Provide the data again in its entirety, exactly as given.

## Begin

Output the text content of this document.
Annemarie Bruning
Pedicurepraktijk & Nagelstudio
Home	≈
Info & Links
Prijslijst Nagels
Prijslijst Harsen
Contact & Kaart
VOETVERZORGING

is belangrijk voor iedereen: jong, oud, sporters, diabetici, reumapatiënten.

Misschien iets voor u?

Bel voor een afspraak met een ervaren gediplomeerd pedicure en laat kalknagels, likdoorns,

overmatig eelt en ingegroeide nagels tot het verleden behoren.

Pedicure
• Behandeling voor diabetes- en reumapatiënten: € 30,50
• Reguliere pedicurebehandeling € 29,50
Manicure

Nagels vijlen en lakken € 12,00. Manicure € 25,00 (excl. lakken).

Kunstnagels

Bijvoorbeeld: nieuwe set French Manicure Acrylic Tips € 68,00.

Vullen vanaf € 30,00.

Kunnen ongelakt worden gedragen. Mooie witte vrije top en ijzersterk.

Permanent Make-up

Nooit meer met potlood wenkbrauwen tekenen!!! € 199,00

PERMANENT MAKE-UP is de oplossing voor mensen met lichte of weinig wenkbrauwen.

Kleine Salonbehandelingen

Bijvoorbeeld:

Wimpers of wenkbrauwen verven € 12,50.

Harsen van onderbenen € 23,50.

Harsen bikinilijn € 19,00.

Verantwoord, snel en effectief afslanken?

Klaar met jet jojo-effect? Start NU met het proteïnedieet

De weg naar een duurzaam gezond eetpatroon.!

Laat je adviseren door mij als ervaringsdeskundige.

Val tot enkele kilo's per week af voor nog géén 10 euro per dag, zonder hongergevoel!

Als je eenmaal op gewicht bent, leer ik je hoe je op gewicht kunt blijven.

## End

▶ [Problem solution]:
Output the text content of this document.
Annemarie Bruning
Pedicurepraktijk & Nagelstudio
Home	≈
Info & Links
Prijslijst Nagels
Prijslijst Harsen
Contact & Kaart
VOETVERZORGING

is belangrijk voor iedereen: jong, oud, sporters, diabetici, reumapatiënten.

Misschien iets voor u?

Bel voor een afspraak met een ervaren gediplomeerd pedicure en laat kalknagels, likdoorns,

overmatig eelt en ingegroeide nagels tot het verleden behoren.

Pedicure
• Behandeling voor diabetes- en reumapatiënten: € 30,50
• Reguliere pedicurebehandeling € 29,50
Manicure

Nagels vijlen en lakken € 12,00. Manicure € 25,00 (excl. lakken).

Kunstnagels

Bijvoorbeeld: nieuwe set French Manicure Acrylic Tips € 68,00.

Vullen vanaf € 30,00.

Kunnen ongelakt worden gedragen. Mooie witte vrije top en ijzersterk.

Permanent Make-up

Nooit meer met potlood wenkbrauwen tekenen!!! € 199,00

PERMANENT MAKE-UP is de oplossing voor mensen met lichte of weinig wenkbrauwen.

Kleine Salonbehandelingen

Bijvoorbeeld:

Wimpers of wenkbrauwen verven € 12,50.

Harsen van onderbenen € 23,50.

Harsen bikinilijn € 19,00.

Verantwoord, snel en effectief afslanken?

Klaar met jet jojo-effect? Start NU met het proteïnedieet

De weg naar een duurzaam gezond eetpatroon.!

Laat je adviseren door mij als ervaringsdeskundige.

Val tot enkele kilo's per week af voor nog géén 10 euro per dag, zonder hongergevoel!

Als je eenmaal op gewicht bent, leer ik je hoe je op gewicht kunt blijven.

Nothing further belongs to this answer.